Extracted records

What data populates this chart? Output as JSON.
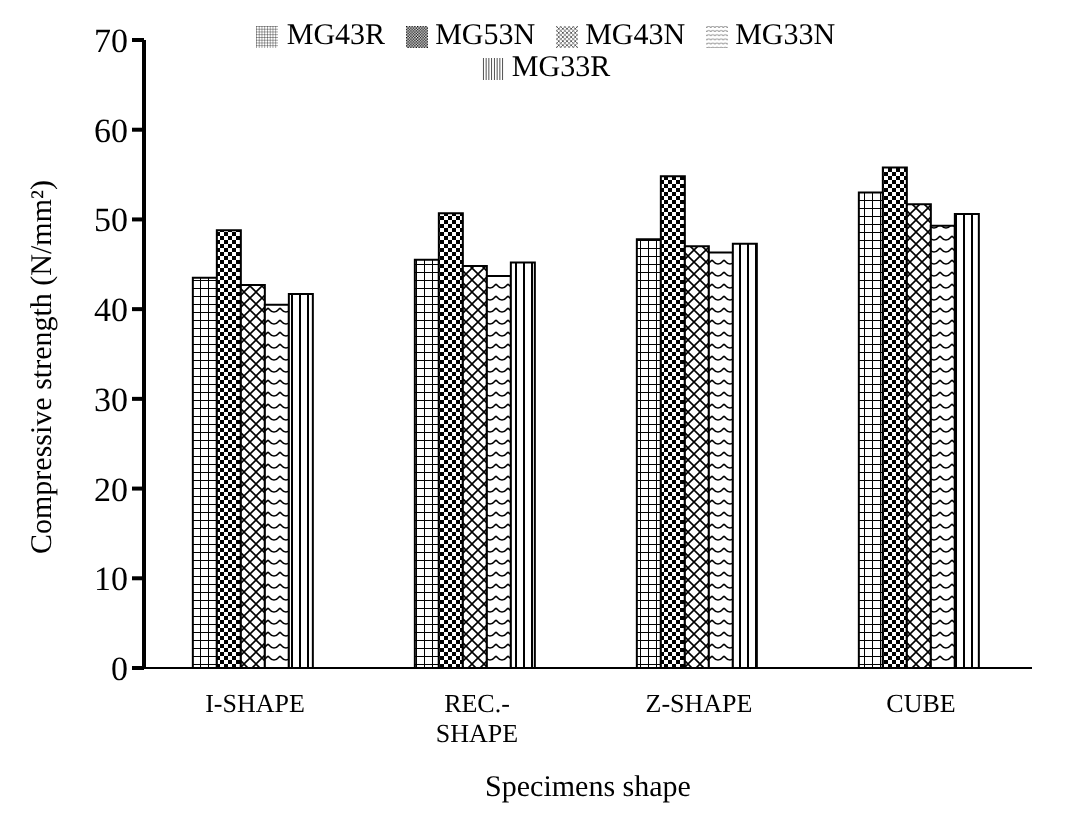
{
  "chart_data": {
    "type": "bar",
    "xlabel": "Specimens shape",
    "ylabel": "Compressive strength (N/mm²)",
    "categories": [
      "I-SHAPE",
      "REC.- SHAPE",
      "Z-SHAPE",
      "CUBE"
    ],
    "series": [
      {
        "name": "MG43R",
        "color": "#000000",
        "values": [
          43.5,
          45.5,
          47.8,
          53.0
        ]
      },
      {
        "name": "MG53N",
        "color": "#000000",
        "values": [
          48.8,
          50.7,
          54.8,
          55.8
        ]
      },
      {
        "name": "MG43N",
        "color": "#000000",
        "values": [
          42.7,
          44.8,
          47.0,
          51.7
        ]
      },
      {
        "name": "MG33N",
        "color": "#000000",
        "values": [
          40.5,
          43.7,
          46.3,
          49.3
        ]
      },
      {
        "name": "MG33R",
        "color": "#000000",
        "values": [
          41.7,
          45.2,
          47.3,
          50.6
        ]
      }
    ],
    "ylim": [
      0,
      70
    ],
    "yticks": [
      0,
      10,
      20,
      30,
      40,
      50,
      60,
      70
    ],
    "grid": false,
    "legend": "top"
  }
}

→ The problem:
Except for the pictures, copy every line of the records above exactly.

→ Answer to this task:
What data populates this chart? Output as JSON.
{
  "chart_data": {
    "type": "bar",
    "xlabel": "Specimens shape",
    "ylabel": "Compressive strength (N/mm²)",
    "categories": [
      "I-SHAPE",
      "REC.- SHAPE",
      "Z-SHAPE",
      "CUBE"
    ],
    "series": [
      {
        "name": "MG43R",
        "color": "#000000",
        "values": [
          43.5,
          45.5,
          47.8,
          53.0
        ]
      },
      {
        "name": "MG53N",
        "color": "#000000",
        "values": [
          48.8,
          50.7,
          54.8,
          55.8
        ]
      },
      {
        "name": "MG43N",
        "color": "#000000",
        "values": [
          42.7,
          44.8,
          47.0,
          51.7
        ]
      },
      {
        "name": "MG33N",
        "color": "#000000",
        "values": [
          40.5,
          43.7,
          46.3,
          49.3
        ]
      },
      {
        "name": "MG33R",
        "color": "#000000",
        "values": [
          41.7,
          45.2,
          47.3,
          50.6
        ]
      }
    ],
    "ylim": [
      0,
      70
    ],
    "yticks": [
      0,
      10,
      20,
      30,
      40,
      50,
      60,
      70
    ],
    "grid": false,
    "legend": "top"
  }
}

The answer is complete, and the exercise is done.